# [Given request]
Locate each line below that includes "alpha" and reproduce it.

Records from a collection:
%%

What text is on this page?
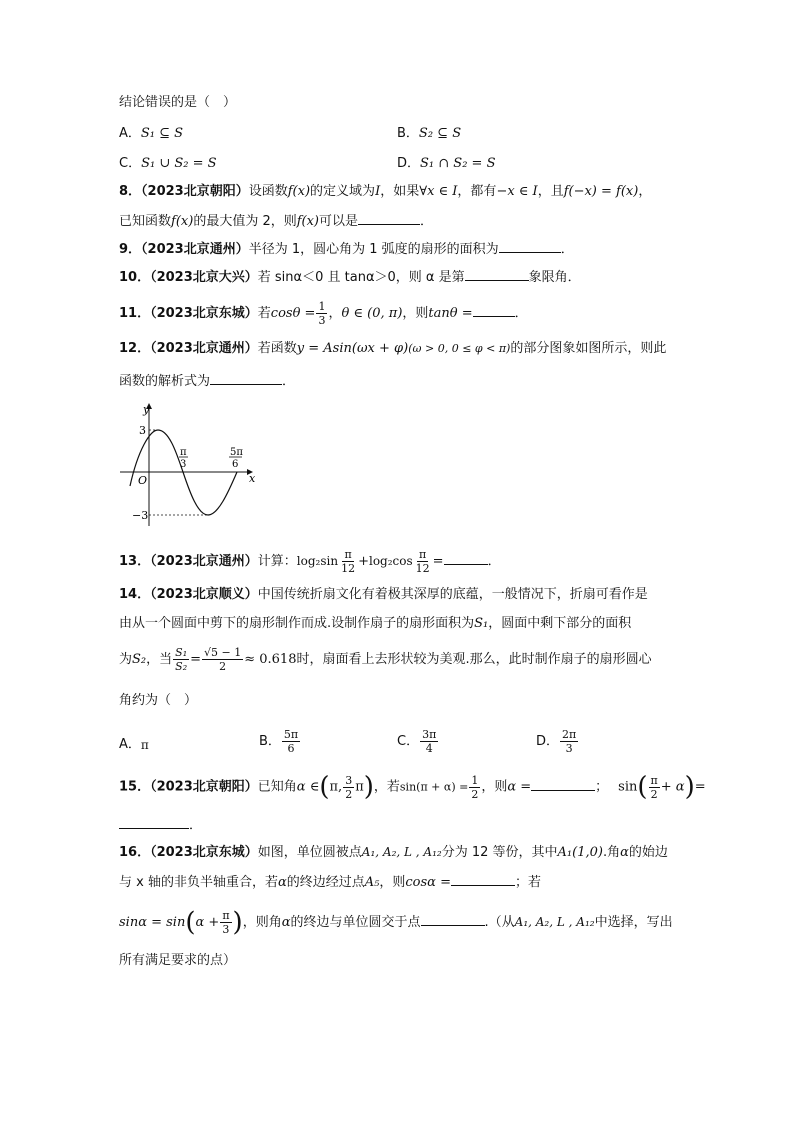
结论错误的是（　）
A．S₁ ⊆ S	B．S₂ ⊆ S
C．S₁ ∪ S₂ = S	D．S₁ ∩ S₂ = S
8．（2023北京朝阳）设函数f(x)的定义域为I，如果∀x ∈ I，都有−x ∈ I，且f(−x) = f(x)，
已知函数f(x)的最大值为 2，则f(x)可以是	．
9．（2023北京通州）半径为 1，圆心角为 1 弧度的扇形的面积为	．
10．（2023北京大兴）若 sinα＜0 且 tanα＞0，则 α 是第	象限角．
11．（2023北京东城）若$\cos\theta = \frac{1}{3}$ ，θ ∈ (0, π)，则tanθ =	．
12．（2023北京通州）若函数y = Asin(ωx + φ)(ω > 0, 0 ≤ φ < π)的部分图象如图所示，则此
函数的解析式为	．
y
x
O
3
−3
π
3
5π
6
13．（2023北京通州）计算：$\log_2\sin \frac{\pi}{12} +\log_2\cos \frac{\pi}{12}$ =	．
14．（2023北京顺义）中国传统折扇文化有着极其深厚的底蕴，一般情况下，折扇可看作是
由从一个圆面中剪下的扇形制作而成.设制作扇子的扇形面积为S₁，圆面中剩下部分的面积
为S₂，当 $\frac{\text{S₁}}{\text{S₂}} = \frac{√5 - 1}{2} \approx 0.618$时，扇面看上去形状较为美观.那么，此时制作扇子的扇形圆心
角约为（　）
A．π	B． $\frac{5\pi}{6}$	C． $\frac{3\pi}{4}$	D． $\frac{2\pi}{3}$
15．（2023北京朝阳）已知角α ∈(π, $\frac{3}{2} \pi$)，若$\sin(\pi + \alpha) = \frac{1}{2}$ ，则α =	； $\sin( \frac{\pi}{2} + \alpha)=$
．
16．（2023北京东城）如图，单位圆被点A₁, A₂, L , A₁₂分为 12 等份，其中A₁(1,0).角α的始边
与 x 轴的非负半轴重合，若α的终边经过点A₅，则cosα =	；若
$\sin\alpha = \sin(\alpha + \frac{\pi}{3}$ )，则角α的终边与单位圆交于点	.（从A₁, A₂, L , A₁₂中选择，写出
所有满足要求的点）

%%

# [Complete output]
15．（2023北京朝阳）已知角α ∈(π, $\frac{3}{2} \pi$)，若$\sin(\pi + \alpha) = \frac{1}{2}$ ，则α =	； $\sin( \frac{\pi}{2} + \alpha)=$
$\sin\alpha = \sin(\alpha + \frac{\pi}{3}$ )，则角α的终边与单位圆交于点	.（从A₁, A₂, L , A₁₂中选择，写出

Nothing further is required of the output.